» **Passage fourni**
Tous les articles par P. Jean-Daniel Planchot

troisième journée du Pape au Chili

Ce sera la troisième messe au pied des Andes chiliennes. Une estrade aux couleurs du Saint-Siège a été montée à même le sable, à quelques mètres de l’Océan pacifique, sur la Playa Lobito, à 20 km d’Iquique. Cette messe est célébrée en l’honneur de la Sainte Patronne du Chili, la Vierge du Mont Carmel.

À cette occasion, une statue de la Vierge a été acheminée du sanctuaire le plus proche, celui de la Tirana, un petit village au milieu des montagnes. La statue est placée à la droite de l’autel. Le Pape déposera une couronne sur le front de Marie.

Couronnement de la Vierge de la Porte à Trujillo

Mais cette messe est également célébrée en l’honneur la fraternité pour l’intégration des peuples, car la province et, encore plus, le grand port et vaste zone franche qu’est la ville d’Iquique est une terre de brassage. Un habitant du dix est un immigré venu, souvent illégalement, des pays limitrophes, la Bolivie et le Pérou, mais également de Colombie, d’Haïti ou du Venezuela en crise.

En venant à Iquique, le Pape souhaite leur exprimer sa proximité et encourager plus de fraternité au sein de la société chilienne. Plus de 500 000 étrangers vivent actuellement au Chili en situation légale, soit 3% de la population.

Des fleurs en fer blanc

L’autel est orné de quelque 12 000 fleurs en fer blanc, une tradition à Iquique, où les habitants de la région récupèrent des boîtes de conserve et d’autres objets pour fabriquer des fleurs, des couronnes et des croix qu’ils disposent sur les tombes dans les cimetières..

Les fleurs, des roses et les œillets, sont faites de cannettes, peintes dans des tons dorés et cuivrés. Elles seront insérées dans 48 tableaux, remis ensuite aux institutions et aux paroisses en témoignage de la visite du Pape François dans la ville.

L’origine des fleurs en fer-blanc remonte à l’époque de l’exploitation du salpêtre, lorsque les Anglais, voyant que les fleurs naturelles ne duraient pas en raison de l’aridité du désert, fabriquèrent des fleurs artificielles en métal.

» **Segment de données**
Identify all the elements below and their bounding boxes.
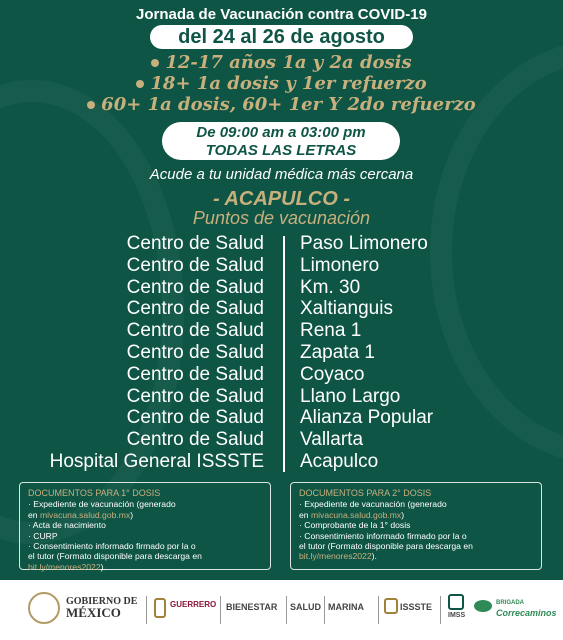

» **Objectif visé**
Répondez aux questions suivantes d'après le texte sur la messe d'Iquique :
1. À quelle distance d'Iquique se trouve la Playa Lobito ?
2. De quel sanctuaire la statue de la Vierge a-t-elle été acheminée ?
3. Combien de fleurs en fer blanc ornent l'autel ?

» **Réponse à l'exercice**
1. À 20 km.
2. Du sanctuaire de la Tirana.
3. Quelque 12 000.